Identify each line containing the word "tall" and copy it.

Saved entries –
··········

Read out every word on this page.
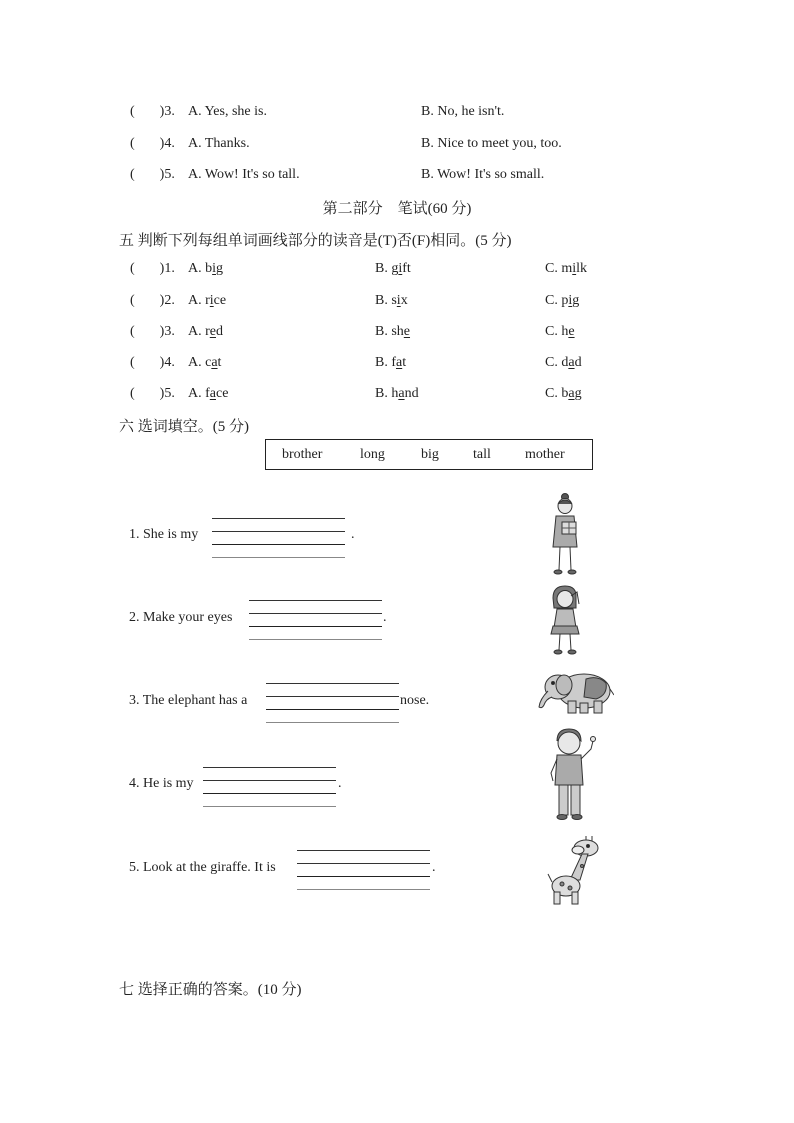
( )3. A. Yes, she is.	B. No, he isn't.
( )4. A. Thanks.	B. Nice to meet you, too.
( )5. A. Wow! It's so tall.	B. Wow! It's so small.
第二部分　笔试(60 分)
五 判断下列每组单词画线部分的读音是(T)否(F)相同。(5 分)
( )1. A. big	B. gift	C. milk
( )2. A. rice	B. six	C. pig
( )3. A. red	B. she	C. he
( )4. A. cat	B. fat	C. dad
( )5. A. face	B. hand	C. bag
六 选词填空。(5 分)
brother	long	big tall mother
1. She is my	.
2. Make your eyes	.
3. The elephant has a	nose.
4. He is my	.
5. Look at the giraffe. It is	.
七 选择正确的答案。(10 分)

··········

TASK OUTPUT –
( )5. A. Wow! It's so tall.	B. Wow! It's so small.
brother	long	big tall mother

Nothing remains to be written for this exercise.